• [WORK TO DO]: Find the string "measurement" in the data, then copy every line where it is found.

※ ※ ※

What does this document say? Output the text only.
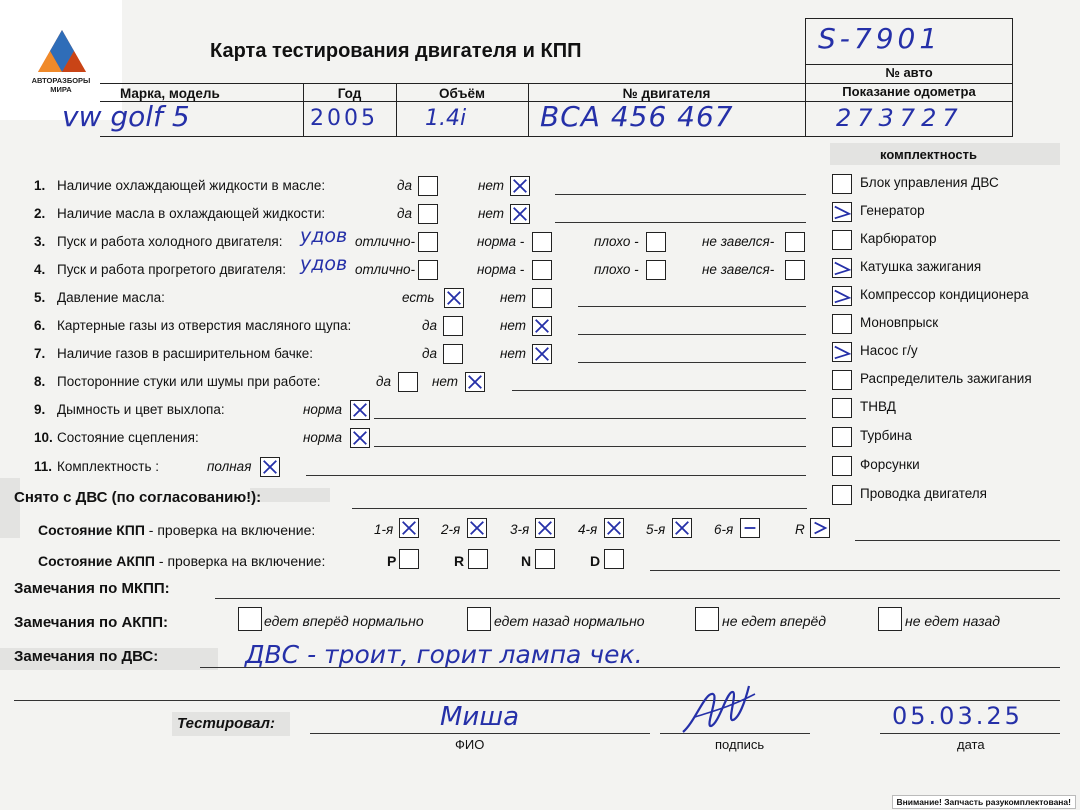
АВТОРАЗБОРЫ
МИРА
Карта тестирования двигателя и КПП	S-7901
№ авто
Марка, модель	Год	Объём	№ двигателя	Показание одометра
vw golf 5	2005 1.4i	BCA 456 467	273727
1. Наличие охлаждающей жидкости в масле:	да	нет
2. Наличие масла в охлаждающей жидкости:	да	нет
3. Пуск и работа холодного двигателя:	отлично-	норма -	плохо -	не завелся-
удов
4. Пуск и работа прогретого двигателя:	отлично-	норма -	плохо -	не завелся-
удов
5. Давление масла:	есть	нет
6. Картерные газы из отверстия масляного щупа:	да	нет
7. Наличие газов в расширительном бачке:	да	нет
8. Посторонние стуки или шумы при работе:	да	нет
9. Дымность и цвет выхлопа:	норма
10. Состояние сцепления:	норма
11. Комплектность :	полная
комплектность
Блок управления ДВС
Генератор
Карбюратор
Катушка зажигания
Компрессор кондиционера
Моновпрыск
Насос г/у
Распределитель зажигания
ТНВД
Турбина
Форсунки
Проводка двигателя
Снято с ДВС (по согласованию!):
Состояние КПП - проверка на включение:	1-я	2-я	3-я	4-я	5-я	6-я	R
Состояние АКПП - проверка на включение:	P	R	N	D
Замечания по МКПП:
Замечания по АКПП:	едет вперёд нормально	едет назад нормально	не едет вперёд	не едет назад
Замечания по ДВС:	ДВС - троит, горит лампа чек.
Тестировал:	Миша
ФИО	подпись
05.03.25
дата
Внимание! Запчасть разукомплектована!
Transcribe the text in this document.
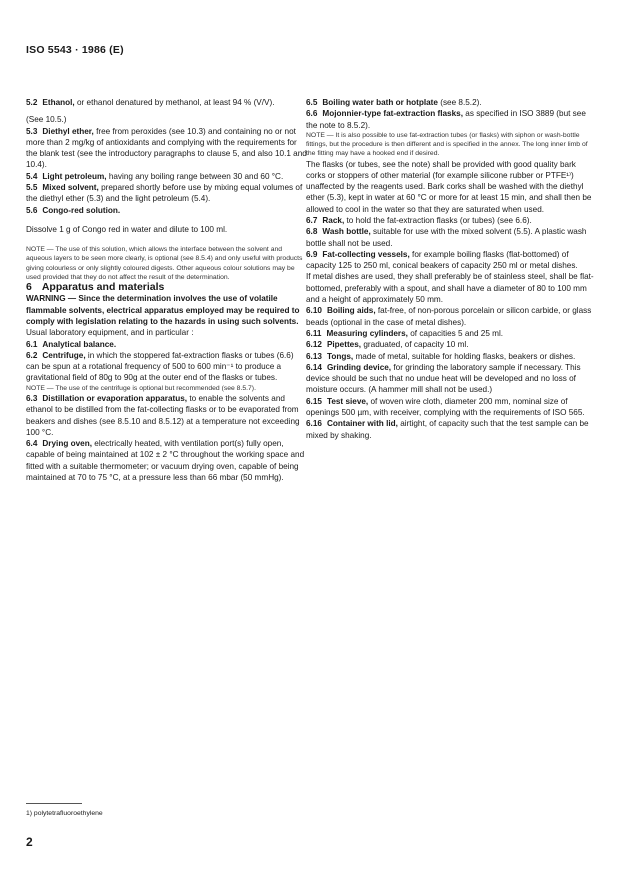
ISO 5543 · 1986 (E)

5.2 Ethanol, or ethanol denatured by methanol, at least 94 % (V/V).

(See 10.5.)

5.3 Diethyl ether, free from peroxides (see 10.3) and containing no or not more than 2 mg/kg of antioxidants and complying with the requirements for the blank test (see the introductory paragraphs to clause 5, and also 10.1 and 10.4).

5.4 Light petroleum, having any boiling range between 30 and 60 °C.

5.5 Mixed solvent, prepared shortly before use by mixing equal volumes of the diethyl ether (5.3) and the light petroleum (5.4).

5.6 Congo-red solution.

Dissolve 1 g of Congo red in water and dilute to 100 ml.

NOTE — The use of this solution, which allows the interface between the solvent and aqueous layers to be seen more clearly, is optional (see 8.5.4) and only useful with products giving colourless or only slightly coloured digests. Other aqueous colour solutions may be used provided that they do not affect the result of the determination.

6 Apparatus and materials

WARNING — Since the determination involves the use of volatile flammable solvents, electrical apparatus employed may be required to comply with legislation relating to the hazards in using such solvents.

Usual laboratory equipment, and in particular :

6.1 Analytical balance.

6.2 Centrifuge, in which the stoppered fat-extraction flasks or tubes (6.6) can be spun at a rotational frequency of 500 to 600 min⁻¹ to produce a gravitational field of 80g to 90g at the outer end of the flasks or tubes.

NOTE — The use of the centrifuge is optional but recommended (see 8.5.7).

6.3 Distillation or evaporation apparatus, to enable the solvents and ethanol to be distilled from the fat-collecting flasks or to be evaporated from beakers and dishes (see 8.5.10 and 8.5.12) at a temperature not exceeding 100 °C.

6.4 Drying oven, electrically heated, with ventilation port(s) fully open, capable of being maintained at 102 ± 2 °C throughout the working space and fitted with a suitable thermometer; or vacuum drying oven, capable of being maintained at 70 to 75 °C, at a pressure less than 66 mbar (50 mmHg).

6.5 Boiling water bath or hotplate (see 8.5.2).

6.6 Mojonnier-type fat-extraction flasks, as specified in ISO 3889 (but see the note to 8.5.2).

NOTE — It is also possible to use fat-extraction tubes (or flasks) with siphon or wash-bottle fittings, but the procedure is then different and is specified in the annex. The long inner limb of the fitting may have a hooked end if desired.

The flasks (or tubes, see the note) shall be provided with good quality bark corks or stoppers of other material (for example silicone rubber or PTFE¹⁾) unaffected by the reagents used. Bark corks shall be washed with the diethyl ether (5.3), kept in water at 60 °C or more for at least 15 min, and shall then be allowed to cool in the water so that they are saturated when used.

6.7 Rack, to hold the fat-extraction flasks (or tubes) (see 6.6).

6.8 Wash bottle, suitable for use with the mixed solvent (5.5). A plastic wash bottle shall not be used.

6.9 Fat-collecting vessels, for example boiling flasks (flat-bottomed) of capacity 125 to 250 ml, conical beakers of capacity 250 ml or metal dishes.

If metal dishes are used, they shall preferably be of stainless steel, shall be flat-bottomed, preferably with a spout, and shall have a diameter of 80 to 100 mm and a height of approximately 50 mm.

6.10 Boiling aids, fat-free, of non-porous porcelain or silicon carbide, or glass beads (optional in the case of metal dishes).

6.11 Measuring cylinders, of capacities 5 and 25 ml.

6.12 Pipettes, graduated, of capacity 10 ml.

6.13 Tongs, made of metal, suitable for holding flasks, beakers or dishes.

6.14 Grinding device, for grinding the laboratory sample if necessary. This device should be such that no undue heat will be developed and no loss of moisture occurs. (A hammer mill shall not be used.)

6.15 Test sieve, of woven wire cloth, diameter 200 mm, nominal size of openings 500 µm, with receiver, complying with the requirements of ISO 565.

6.16 Container with lid, airtight, of capacity such that the test sample can be mixed by shaking.

1) polytetrafluoroethylene
2
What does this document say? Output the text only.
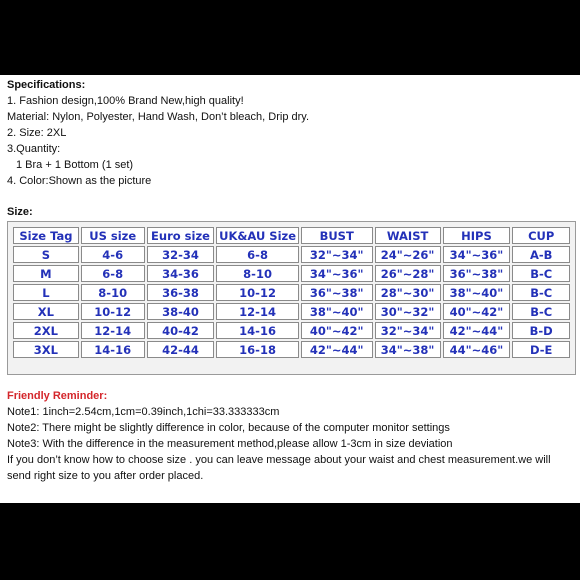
Specifications:
1. Fashion design,100% Brand New,high quality!
Material: Nylon, Polyester, Hand Wash, Don’t bleach, Drip dry.
2. Size: 2XL
3.Quantity:
1 Bra + 1 Bottom (1 set)
4. Color:Shown as the picture
Size:
Size Tag	US size	Euro size	UK&AU Size	BUST	WAIST	HIPS	CUP
S	4-6	32-34	6-8	32"~34"	24"~26"	34"~36"	A-B
M	6-8	34-36	8-10	34"~36"	26"~28"	36"~38"	B-C
L	8-10	36-38	10-12	36"~38"	28"~30"	38"~40"	B-C
XL	10-12	38-40	12-14	38"~40"	30"~32"	40"~42"	B-C
2XL	12-14	40-42	14-16	40"~42"	32"~34"	42"~44"	B-D
3XL	14-16	42-44	16-18	42"~44"	34"~38"	44"~46"	D-E
Friendly Reminder:
Note1: 1inch=2.54cm,1cm=0.39inch,1chi=33.333333cm
Note2: There might be slightly difference in color, because of the computer monitor settings
Note3: With the difference in the measurement method,please allow 1-3cm in size deviation
If you don’t know how to choose size . you can leave message about your waist and chest measurement.we will
send right size to you after order placed.
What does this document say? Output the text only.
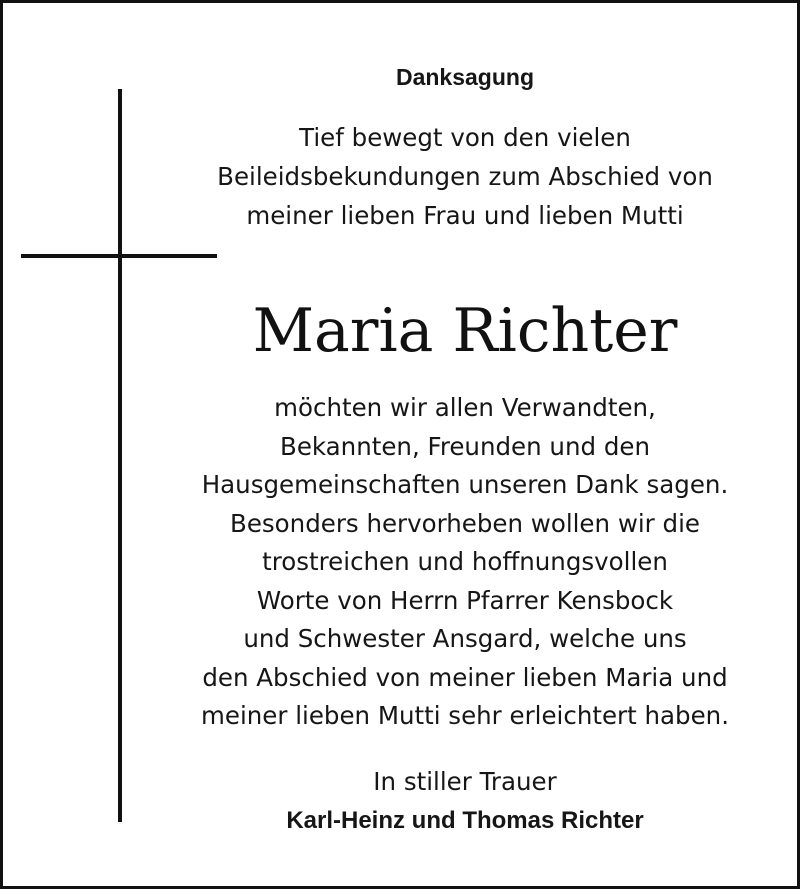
Danksagung
Tief bewegt von den vielen
Beileidsbekundungen zum Abschied von
meiner lieben Frau und lieben Mutti
Maria Richter
möchten wir allen Verwandten,
Bekannten, Freunden und den
Hausgemeinschaften unseren Dank sagen.
Besonders hervorheben wollen wir die
trostreichen und hoffnungsvollen
Worte von Herrn Pfarrer Kensbock
und Schwester Ansgard, welche uns
den Abschied von meiner lieben Maria und
meiner lieben Mutti sehr erleichtert haben.
In stiller Trauer
Karl-Heinz und Thomas Richter
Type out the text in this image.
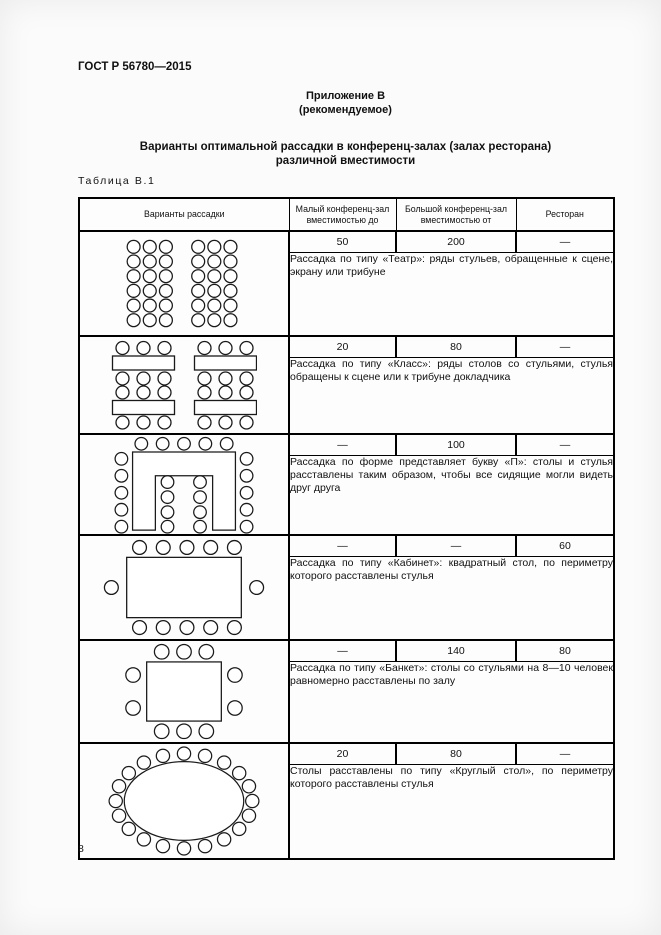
ГОСТ Р 56780—2015
Приложение В
(рекомендуемое)
Варианты оптимальной рассадки в конференц-залах (залах ресторана)
различной вместимости
Таблица В.1
Варианты рассадки	Малый конференц-зал вместимостью до	Большой конференц-зал вместимостью от	Ресторан

	50	200	—
	Рассадка по типу «Театр»: ряды стульев, обращенные к сцене, экрану или трибуне		

	20	80	—
	Рассадка по типу «Класс»: ряды столов со стульями, стулья обращены к сцене или к трибуне докладчика		

	—	100	—
	Рассадка по форме представляет букву «П»: столы и стулья расставлены таким образом, чтобы все сидящие могли видеть друг друга		

	—	—	60
	Рассадка по типу «Кабинет»: квадратный стол, по периметру которого расставлены стулья		

	—	140	80
	Рассадка по типу «Банкет»: столы со стульями на 8—10 человек равномерно расставлены по залу		

	20	80	—
	Столы расставлены по типу «Круглый стол», по периметру которого расставлены стулья		
8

※ ※ ※

• [TASK RESPONSE]:
Note3: With the difference in the measurement method,please allow 1-3cm in size deviation
If you don’t know how to choose size . you can leave message about your waist and chest measurement.we will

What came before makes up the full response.